Exercise brief | Gather all lines with "Output" from the records.

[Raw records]

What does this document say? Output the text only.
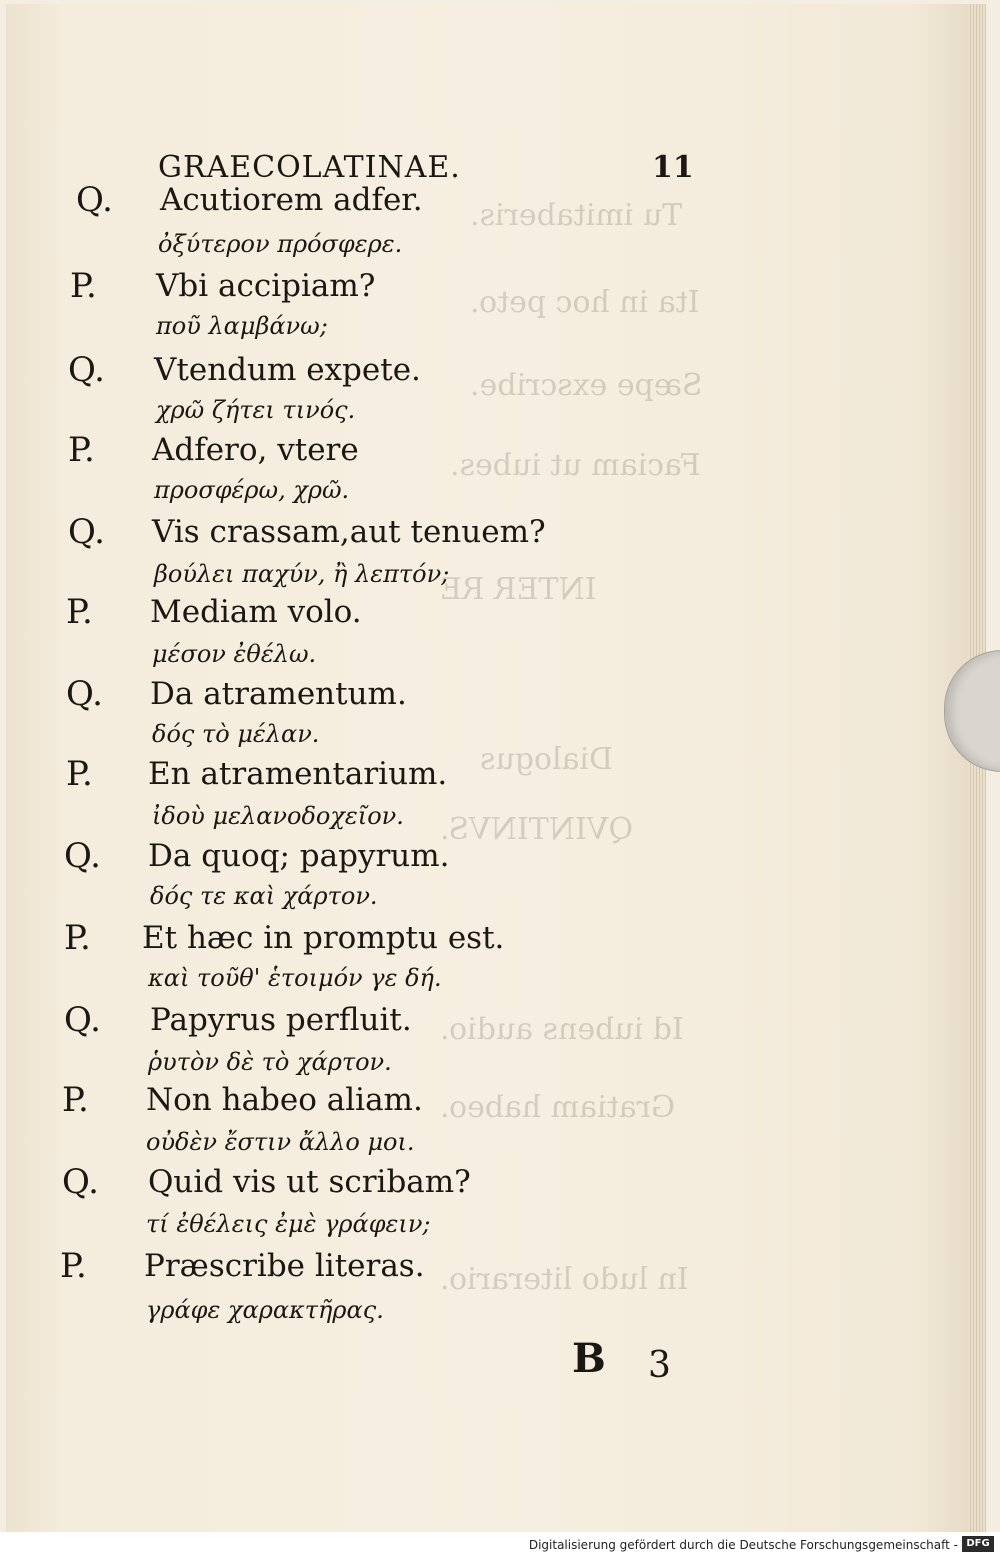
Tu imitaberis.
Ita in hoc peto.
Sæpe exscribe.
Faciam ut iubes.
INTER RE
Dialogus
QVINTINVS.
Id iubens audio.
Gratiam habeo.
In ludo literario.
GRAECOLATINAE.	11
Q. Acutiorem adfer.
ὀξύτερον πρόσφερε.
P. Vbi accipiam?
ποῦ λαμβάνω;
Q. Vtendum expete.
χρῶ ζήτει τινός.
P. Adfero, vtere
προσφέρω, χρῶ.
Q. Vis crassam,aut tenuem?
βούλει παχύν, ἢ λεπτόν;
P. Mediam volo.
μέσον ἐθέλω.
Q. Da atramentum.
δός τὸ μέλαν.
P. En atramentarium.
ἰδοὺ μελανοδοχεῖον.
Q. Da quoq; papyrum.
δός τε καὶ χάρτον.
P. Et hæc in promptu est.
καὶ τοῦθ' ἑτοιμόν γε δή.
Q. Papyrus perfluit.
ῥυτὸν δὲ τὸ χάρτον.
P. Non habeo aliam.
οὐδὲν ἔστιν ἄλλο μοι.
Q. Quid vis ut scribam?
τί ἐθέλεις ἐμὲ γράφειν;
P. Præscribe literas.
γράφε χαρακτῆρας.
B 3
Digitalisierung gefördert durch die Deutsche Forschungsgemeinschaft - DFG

---

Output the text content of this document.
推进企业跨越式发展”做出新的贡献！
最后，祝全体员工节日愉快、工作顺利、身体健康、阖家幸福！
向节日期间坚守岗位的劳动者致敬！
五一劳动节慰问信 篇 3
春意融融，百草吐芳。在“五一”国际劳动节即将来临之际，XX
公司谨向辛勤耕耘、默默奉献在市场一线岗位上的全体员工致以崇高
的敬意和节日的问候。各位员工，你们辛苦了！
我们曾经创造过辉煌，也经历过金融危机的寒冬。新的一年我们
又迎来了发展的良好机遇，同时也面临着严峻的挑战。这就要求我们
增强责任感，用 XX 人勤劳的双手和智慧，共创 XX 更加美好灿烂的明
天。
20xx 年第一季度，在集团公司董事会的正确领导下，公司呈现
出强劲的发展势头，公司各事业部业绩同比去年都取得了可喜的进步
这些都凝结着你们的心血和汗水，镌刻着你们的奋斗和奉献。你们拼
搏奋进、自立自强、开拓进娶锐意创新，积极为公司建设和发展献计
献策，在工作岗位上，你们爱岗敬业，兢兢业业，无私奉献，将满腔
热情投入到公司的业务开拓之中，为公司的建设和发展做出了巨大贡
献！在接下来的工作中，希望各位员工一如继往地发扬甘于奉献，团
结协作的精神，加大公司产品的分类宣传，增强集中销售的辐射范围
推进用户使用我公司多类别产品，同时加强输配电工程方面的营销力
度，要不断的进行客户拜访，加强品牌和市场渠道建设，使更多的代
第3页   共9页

Task answer |
What does this document say? Output the text only.
Output the text content of this document.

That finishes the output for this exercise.